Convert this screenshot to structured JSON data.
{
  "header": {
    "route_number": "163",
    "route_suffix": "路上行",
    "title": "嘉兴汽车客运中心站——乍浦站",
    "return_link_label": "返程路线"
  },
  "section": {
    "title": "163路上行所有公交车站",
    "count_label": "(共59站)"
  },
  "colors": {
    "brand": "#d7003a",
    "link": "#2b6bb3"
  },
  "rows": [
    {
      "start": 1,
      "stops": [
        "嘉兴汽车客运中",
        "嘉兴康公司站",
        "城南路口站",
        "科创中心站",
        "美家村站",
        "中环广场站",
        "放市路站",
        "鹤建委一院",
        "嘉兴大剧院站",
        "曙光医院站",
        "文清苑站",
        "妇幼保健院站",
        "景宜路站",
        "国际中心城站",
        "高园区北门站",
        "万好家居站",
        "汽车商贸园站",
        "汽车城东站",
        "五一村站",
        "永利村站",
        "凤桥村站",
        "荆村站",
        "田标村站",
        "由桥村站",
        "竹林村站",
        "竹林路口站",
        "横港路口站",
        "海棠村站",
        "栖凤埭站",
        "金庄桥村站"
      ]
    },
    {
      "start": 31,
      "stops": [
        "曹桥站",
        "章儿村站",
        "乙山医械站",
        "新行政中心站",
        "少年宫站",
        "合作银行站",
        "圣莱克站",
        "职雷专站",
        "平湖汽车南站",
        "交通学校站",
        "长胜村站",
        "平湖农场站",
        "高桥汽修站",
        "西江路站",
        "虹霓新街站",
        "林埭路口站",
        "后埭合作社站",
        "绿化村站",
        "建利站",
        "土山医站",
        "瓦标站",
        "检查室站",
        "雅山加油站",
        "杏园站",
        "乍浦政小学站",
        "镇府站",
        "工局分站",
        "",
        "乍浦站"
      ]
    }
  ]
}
****
▶ [STATED EXERCISE]:
Nothing in the data may differ; print all of it exactly as written.

▶ [TASK RESPONSE]:
Convert this screenshot to structured JSON data.
{
  "header": {
    "route_number": "163",
    "route_suffix": "路上行",
    "title": "嘉兴汽车客运中心站——乍浦站",
    "return_link_label": "返程路线"
  },
  "section": {
    "title": "163路上行所有公交车站",
    "count_label": "(共59站)"
  },
  "colors": {
    "brand": "#d7003a",
    "link": "#2b6bb3"
  },
  "rows": [
    {
      "start": 1,
      "stops": [
        "嘉兴汽车客运中",
        "嘉兴康公司站",
        "城南路口站",
        "科创中心站",
        "美家村站",
        "中环广场站",
        "放市路站",
        "鹤建委一院",
        "嘉兴大剧院站",
        "曙光医院站",
        "文清苑站",
        "妇幼保健院站",
        "景宜路站",
        "国际中心城站",
        "高园区北门站",
        "万好家居站",
        "汽车商贸园站",
        "汽车城东站",
        "五一村站",
        "永利村站",
        "凤桥村站",
        "荆村站",
        "田标村站",
        "由桥村站",
        "竹林村站",
        "竹林路口站",
        "横港路口站",
        "海棠村站",
        "栖凤埭站",
        "金庄桥村站"
      ]
    },
    {
      "start": 31,
      "stops": [
        "曹桥站",
        "章儿村站",
        "乙山医械站",
        "新行政中心站",
        "少年宫站",
        "合作银行站",
        "圣莱克站",
        "职雷专站",
        "平湖汽车南站",
        "交通学校站",
        "长胜村站",
        "平湖农场站",
        "高桥汽修站",
        "西江路站",
        "虹霓新街站",
        "林埭路口站",
        "后埭合作社站",
        "绿化村站",
        "建利站",
        "土山医站",
        "瓦标站",
        "检查室站",
        "雅山加油站",
        "杏园站",
        "乍浦政小学站",
        "镇府站",
        "工局分站",
        "",
        "乍浦站"
      ]
    }
  ]
}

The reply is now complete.